#### [DATA ENTRIES]
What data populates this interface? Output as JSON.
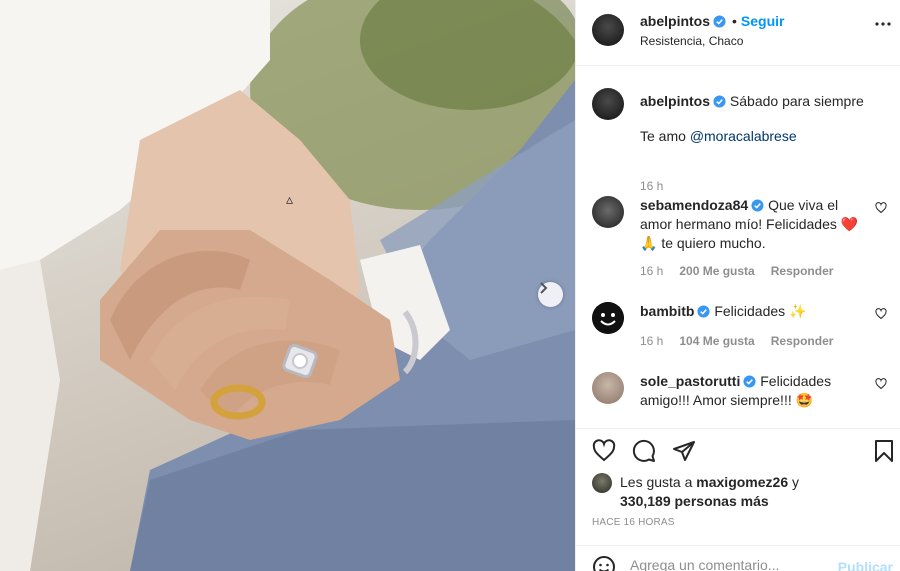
{
  "post": {
    "author": "abelpintos",
    "follow_label": "Seguir",
    "location": "Resistencia, Chaco"
  },
  "caption": {
    "username": "abelpintos",
    "line1": "Sábado para siempre",
    "line2_prefix": "Te amo ",
    "mention": "@moracalabrese",
    "time": "16 h"
  },
  "comments": [
    {
      "username": "sebamendoza84",
      "text_a": "Que viva el amor hermano mío! Felicidades ",
      "emoji": "❤️ 🙏",
      "text_b": " te quiero mucho.",
      "time": "16 h",
      "likes": "200 Me gusta",
      "reply": "Responder"
    },
    {
      "username": "bambitb",
      "text_a": "Felicidades ",
      "emoji": "✨",
      "text_b": "",
      "time": "16 h",
      "likes": "104 Me gusta",
      "reply": "Responder"
    },
    {
      "username": "sole_pastorutti",
      "text_a": "Felicidades amigo!!! Amor siempre!!! ",
      "emoji": "🤩",
      "text_b": "",
      "time": "",
      "likes": "",
      "reply": ""
    }
  ],
  "likes": {
    "prefix": "Les gusta a ",
    "user": "maxigomez26",
    "mid": " y",
    "count": "330,189 personas más"
  },
  "time_ago": "HACE 16 HORAS",
  "add_comment": {
    "placeholder": "Agrega un comentario...",
    "publish": "Publicar"
  },
  "icons": {
    "verified": "verified-badge-icon",
    "more": "more-options-icon",
    "heart": "heart-icon",
    "comment": "comment-icon",
    "share": "share-icon",
    "save": "bookmark-icon",
    "emoji": "emoji-icon",
    "next": "chevron-right-icon"
  },
  "colors": {
    "link": "#00376b",
    "accent": "#0095f6",
    "verified": "#3897f0"
  }
}
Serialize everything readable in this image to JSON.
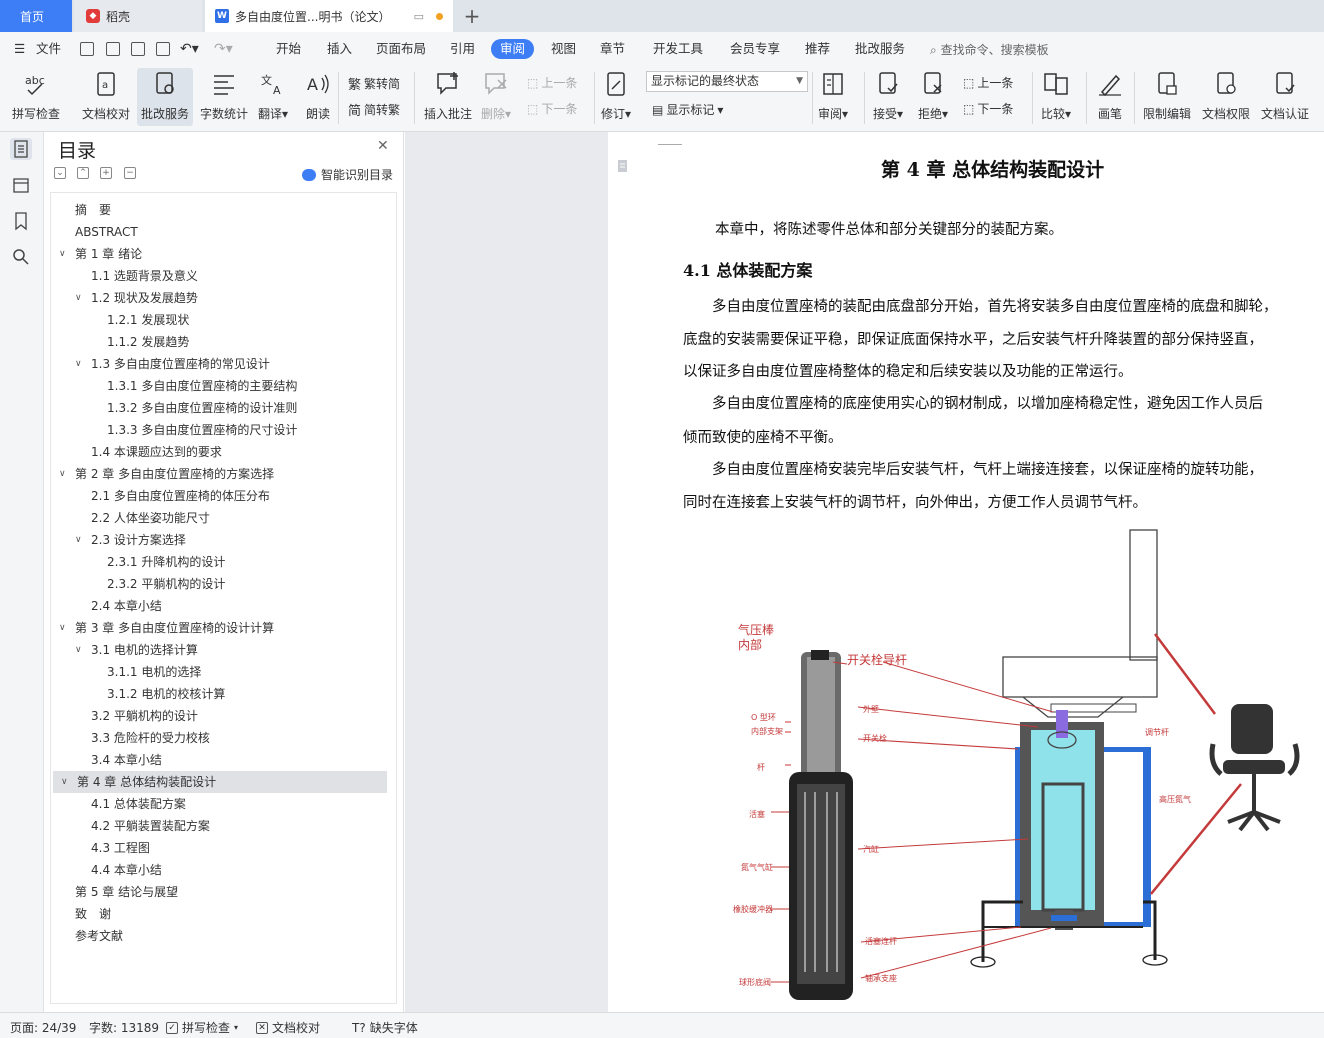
{
  "tabs": {
    "home": "首页",
    "docer": "稻壳",
    "doc": "多自由度位置...明书（论文）"
  },
  "menu": {
    "file": "文件",
    "items": [
      "开始",
      "插入",
      "页面布局",
      "引用",
      "审阅",
      "视图",
      "章节",
      "开发工具",
      "会员专享",
      "推荐",
      "批改服务"
    ],
    "active": "审阅",
    "search": "查找命令、搜索模板"
  },
  "ribbon": {
    "spellcheck": "拼写检查",
    "doccheck": "文档校对",
    "correction": "批改服务",
    "wordcount": "字数统计",
    "translate": "翻译",
    "read": "朗读",
    "to_traditional": "繁转简",
    "to_simplified": "简转繁",
    "insert_comment": "插入批注",
    "delete": "删除",
    "prev": "上一条",
    "next": "下一条",
    "revise": "修订",
    "markup_state": "显示标记的最终状态",
    "show_markup": "显示标记",
    "review": "审阅",
    "accept": "接受",
    "reject": "拒绝",
    "prev2": "上一条",
    "next2": "下一条",
    "compare": "比较",
    "pen": "画笔",
    "restrict_edit": "限制编辑",
    "doc_permission": "文档权限",
    "doc_cert": "文档认证"
  },
  "toc": {
    "title": "目录",
    "smart": "智能识别目录",
    "items": [
      {
        "text": "摘　要",
        "level": 0,
        "chev": ""
      },
      {
        "text": "ABSTRACT",
        "level": 0,
        "chev": ""
      },
      {
        "text": "第 1 章  绪论",
        "level": 0,
        "chev": "v"
      },
      {
        "text": "1.1 选题背景及意义",
        "level": 1,
        "chev": ""
      },
      {
        "text": "1.2  现状及发展趋势",
        "level": 1,
        "chev": "v"
      },
      {
        "text": "1.2.1  发展现状",
        "level": 2,
        "chev": ""
      },
      {
        "text": "1.1.2  发展趋势",
        "level": 2,
        "chev": ""
      },
      {
        "text": "1.3 多自由度位置座椅的常见设计",
        "level": 1,
        "chev": "v"
      },
      {
        "text": "1.3.1  多自由度位置座椅的主要结构",
        "level": 2,
        "chev": ""
      },
      {
        "text": "1.3.2  多自由度位置座椅的设计准则",
        "level": 2,
        "chev": ""
      },
      {
        "text": "1.3.3  多自由度位置座椅的尺寸设计",
        "level": 2,
        "chev": ""
      },
      {
        "text": "1.4  本课题应达到的要求",
        "level": 1,
        "chev": ""
      },
      {
        "text": "第 2 章  多自由度位置座椅的方案选择",
        "level": 0,
        "chev": "v"
      },
      {
        "text": "2.1  多自由度位置座椅的体压分布",
        "level": 1,
        "chev": ""
      },
      {
        "text": "2.2 人体坐姿功能尺寸",
        "level": 1,
        "chev": ""
      },
      {
        "text": "2.3  设计方案选择",
        "level": 1,
        "chev": "v"
      },
      {
        "text": "2.3.1  升降机构的设计",
        "level": 2,
        "chev": ""
      },
      {
        "text": "2.3.2  平躺机构的设计",
        "level": 2,
        "chev": ""
      },
      {
        "text": "2.4  本章小结",
        "level": 1,
        "chev": ""
      },
      {
        "text": "第 3 章  多自由度位置座椅的设计计算",
        "level": 0,
        "chev": "v"
      },
      {
        "text": "3.1 电机的选择计算",
        "level": 1,
        "chev": "v"
      },
      {
        "text": "3.1.1 电机的选择",
        "level": 2,
        "chev": ""
      },
      {
        "text": "3.1.2 电机的校核计算",
        "level": 2,
        "chev": ""
      },
      {
        "text": "3.2 平躺机构的设计",
        "level": 1,
        "chev": ""
      },
      {
        "text": "3.3 危险杆的受力校核",
        "level": 1,
        "chev": ""
      },
      {
        "text": "3.4 本章小结",
        "level": 1,
        "chev": ""
      },
      {
        "text": "第 4 章  总体结构装配设计",
        "level": 0,
        "chev": "v",
        "selected": true
      },
      {
        "text": "4.1 总体装配方案",
        "level": 1,
        "chev": ""
      },
      {
        "text": "4.2 平躺装置装配方案",
        "level": 1,
        "chev": ""
      },
      {
        "text": "4.3  工程图",
        "level": 1,
        "chev": ""
      },
      {
        "text": "4.4 本章小结",
        "level": 1,
        "chev": ""
      },
      {
        "text": "第 5 章  结论与展望",
        "level": 0,
        "chev": ""
      },
      {
        "text": "致　谢",
        "level": 0,
        "chev": ""
      },
      {
        "text": "参考文献",
        "level": 0,
        "chev": ""
      }
    ]
  },
  "doc": {
    "chapter_title": "第 4 章  总体结构装配设计",
    "intro": "本章中，将陈述零件总体和部分关键部分的装配方案。",
    "section": "4.1 总体装配方案",
    "lines": [
      "　　多自由度位置座椅的装配由底盘部分开始，首先将安装多自由度位置座椅的底盘和脚轮，",
      "底盘的安装需要保证平稳，即保证底面保持水平，之后安装气杆升降装置的部分保持竖直，",
      "以保证多自由度位置座椅整体的稳定和后续安装以及功能的正常运行。",
      "　　多自由度位置座椅的底座使用实心的钢材制成，以增加座椅稳定性，避免因工作人员后",
      "倾而致使的座椅不平衡。",
      "　　多自由度位置座椅安装完毕后安装气杆，气杆上端接连接套，以保证座椅的旋转功能，",
      "同时在连接套上安装气杆的调节杆，向外伸出，方便工作人员调节气杆。"
    ],
    "figure_labels": {
      "title1": "气压棒",
      "title2": "内部",
      "switch_rod": "开关栓导杆",
      "o_ring": "O 型环",
      "inner_support": "内部支架",
      "rod": "杆",
      "piston": "活塞",
      "gas_chamber": "氮气气缸",
      "rubber_buffer": "橡胶缓冲器",
      "ball_valve": "球形底阀",
      "outer_wall": "外壁",
      "switch": "开关栓",
      "cylinder": "汽缸",
      "piston_rod": "活塞连杆",
      "bearing": "轴承支座",
      "adjust_rod": "调节杆",
      "high_pressure": "高压氮气"
    }
  },
  "status": {
    "page": "页面: 24/39",
    "words": "字数: 13189",
    "spellcheck": "拼写检查",
    "doccheck": "文档校对",
    "missing_font": "缺失字体"
  }
}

#### [WHAT YOU ARE ASKED TO DO]
Copy out the listing exactly as it stands, but not the pictures.

#### [EXERCISE SOLUTION]
What data populates this interface? Output as JSON.
{
  "post": {
    "author": "abelpintos",
    "follow_label": "Seguir",
    "location": "Resistencia, Chaco"
  },
  "caption": {
    "username": "abelpintos",
    "line1": "Sábado para siempre",
    "line2_prefix": "Te amo ",
    "mention": "@moracalabrese",
    "time": "16 h"
  },
  "comments": [
    {
      "username": "sebamendoza84",
      "text_a": "Que viva el amor hermano mío! Felicidades ",
      "emoji": "❤️ 🙏",
      "text_b": " te quiero mucho.",
      "time": "16 h",
      "likes": "200 Me gusta",
      "reply": "Responder"
    },
    {
      "username": "bambitb",
      "text_a": "Felicidades ",
      "emoji": "✨",
      "text_b": "",
      "time": "16 h",
      "likes": "104 Me gusta",
      "reply": "Responder"
    },
    {
      "username": "sole_pastorutti",
      "text_a": "Felicidades amigo!!! Amor siempre!!! ",
      "emoji": "🤩",
      "text_b": "",
      "time": "",
      "likes": "",
      "reply": ""
    }
  ],
  "likes": {
    "prefix": "Les gusta a ",
    "user": "maxigomez26",
    "mid": " y",
    "count": "330,189 personas más"
  },
  "time_ago": "HACE 16 HORAS",
  "add_comment": {
    "placeholder": "Agrega un comentario...",
    "publish": "Publicar"
  },
  "icons": {
    "verified": "verified-badge-icon",
    "more": "more-options-icon",
    "heart": "heart-icon",
    "comment": "comment-icon",
    "share": "share-icon",
    "save": "bookmark-icon",
    "emoji": "emoji-icon",
    "next": "chevron-right-icon"
  },
  "colors": {
    "link": "#00376b",
    "accent": "#0095f6",
    "verified": "#3897f0"
  }
}
Serialize everything readable in this image to JSON.
{
  "tabs": {
    "home": "首页",
    "docer": "稻壳",
    "doc": "多自由度位置...明书（论文）"
  },
  "menu": {
    "file": "文件",
    "items": [
      "开始",
      "插入",
      "页面布局",
      "引用",
      "审阅",
      "视图",
      "章节",
      "开发工具",
      "会员专享",
      "推荐",
      "批改服务"
    ],
    "active": "审阅",
    "search": "查找命令、搜索模板"
  },
  "ribbon": {
    "spellcheck": "拼写检查",
    "doccheck": "文档校对",
    "correction": "批改服务",
    "wordcount": "字数统计",
    "translate": "翻译",
    "read": "朗读",
    "to_traditional": "繁转简",
    "to_simplified": "简转繁",
    "insert_comment": "插入批注",
    "delete": "删除",
    "prev": "上一条",
    "next": "下一条",
    "revise": "修订",
    "markup_state": "显示标记的最终状态",
    "show_markup": "显示标记",
    "review": "审阅",
    "accept": "接受",
    "reject": "拒绝",
    "prev2": "上一条",
    "next2": "下一条",
    "compare": "比较",
    "pen": "画笔",
    "restrict_edit": "限制编辑",
    "doc_permission": "文档权限",
    "doc_cert": "文档认证"
  },
  "toc": {
    "title": "目录",
    "smart": "智能识别目录",
    "items": [
      {
        "text": "摘　要",
        "level": 0,
        "chev": ""
      },
      {
        "text": "ABSTRACT",
        "level": 0,
        "chev": ""
      },
      {
        "text": "第 1 章  绪论",
        "level": 0,
        "chev": "v"
      },
      {
        "text": "1.1 选题背景及意义",
        "level": 1,
        "chev": ""
      },
      {
        "text": "1.2  现状及发展趋势",
        "level": 1,
        "chev": "v"
      },
      {
        "text": "1.2.1  发展现状",
        "level": 2,
        "chev": ""
      },
      {
        "text": "1.1.2  发展趋势",
        "level": 2,
        "chev": ""
      },
      {
        "text": "1.3 多自由度位置座椅的常见设计",
        "level": 1,
        "chev": "v"
      },
      {
        "text": "1.3.1  多自由度位置座椅的主要结构",
        "level": 2,
        "chev": ""
      },
      {
        "text": "1.3.2  多自由度位置座椅的设计准则",
        "level": 2,
        "chev": ""
      },
      {
        "text": "1.3.3  多自由度位置座椅的尺寸设计",
        "level": 2,
        "chev": ""
      },
      {
        "text": "1.4  本课题应达到的要求",
        "level": 1,
        "chev": ""
      },
      {
        "text": "第 2 章  多自由度位置座椅的方案选择",
        "level": 0,
        "chev": "v"
      },
      {
        "text": "2.1  多自由度位置座椅的体压分布",
        "level": 1,
        "chev": ""
      },
      {
        "text": "2.2 人体坐姿功能尺寸",
        "level": 1,
        "chev": ""
      },
      {
        "text": "2.3  设计方案选择",
        "level": 1,
        "chev": "v"
      },
      {
        "text": "2.3.1  升降机构的设计",
        "level": 2,
        "chev": ""
      },
      {
        "text": "2.3.2  平躺机构的设计",
        "level": 2,
        "chev": ""
      },
      {
        "text": "2.4  本章小结",
        "level": 1,
        "chev": ""
      },
      {
        "text": "第 3 章  多自由度位置座椅的设计计算",
        "level": 0,
        "chev": "v"
      },
      {
        "text": "3.1 电机的选择计算",
        "level": 1,
        "chev": "v"
      },
      {
        "text": "3.1.1 电机的选择",
        "level": 2,
        "chev": ""
      },
      {
        "text": "3.1.2 电机的校核计算",
        "level": 2,
        "chev": ""
      },
      {
        "text": "3.2 平躺机构的设计",
        "level": 1,
        "chev": ""
      },
      {
        "text": "3.3 危险杆的受力校核",
        "level": 1,
        "chev": ""
      },
      {
        "text": "3.4 本章小结",
        "level": 1,
        "chev": ""
      },
      {
        "text": "第 4 章  总体结构装配设计",
        "level": 0,
        "chev": "v",
        "selected": true
      },
      {
        "text": "4.1 总体装配方案",
        "level": 1,
        "chev": ""
      },
      {
        "text": "4.2 平躺装置装配方案",
        "level": 1,
        "chev": ""
      },
      {
        "text": "4.3  工程图",
        "level": 1,
        "chev": ""
      },
      {
        "text": "4.4 本章小结",
        "level": 1,
        "chev": ""
      },
      {
        "text": "第 5 章  结论与展望",
        "level": 0,
        "chev": ""
      },
      {
        "text": "致　谢",
        "level": 0,
        "chev": ""
      },
      {
        "text": "参考文献",
        "level": 0,
        "chev": ""
      }
    ]
  },
  "doc": {
    "chapter_title": "第 4 章  总体结构装配设计",
    "intro": "本章中，将陈述零件总体和部分关键部分的装配方案。",
    "section": "4.1 总体装配方案",
    "lines": [
      "　　多自由度位置座椅的装配由底盘部分开始，首先将安装多自由度位置座椅的底盘和脚轮，",
      "底盘的安装需要保证平稳，即保证底面保持水平，之后安装气杆升降装置的部分保持竖直，",
      "以保证多自由度位置座椅整体的稳定和后续安装以及功能的正常运行。",
      "　　多自由度位置座椅的底座使用实心的钢材制成，以增加座椅稳定性，避免因工作人员后",
      "倾而致使的座椅不平衡。",
      "　　多自由度位置座椅安装完毕后安装气杆，气杆上端接连接套，以保证座椅的旋转功能，",
      "同时在连接套上安装气杆的调节杆，向外伸出，方便工作人员调节气杆。"
    ],
    "figure_labels": {
      "title1": "气压棒",
      "title2": "内部",
      "switch_rod": "开关栓导杆",
      "o_ring": "O 型环",
      "inner_support": "内部支架",
      "rod": "杆",
      "piston": "活塞",
      "gas_chamber": "氮气气缸",
      "rubber_buffer": "橡胶缓冲器",
      "ball_valve": "球形底阀",
      "outer_wall": "外壁",
      "switch": "开关栓",
      "cylinder": "汽缸",
      "piston_rod": "活塞连杆",
      "bearing": "轴承支座",
      "adjust_rod": "调节杆",
      "high_pressure": "高压氮气"
    }
  },
  "status": {
    "page": "页面: 24/39",
    "words": "字数: 13189",
    "spellcheck": "拼写检查",
    "doccheck": "文档校对",
    "missing_font": "缺失字体"
  }
}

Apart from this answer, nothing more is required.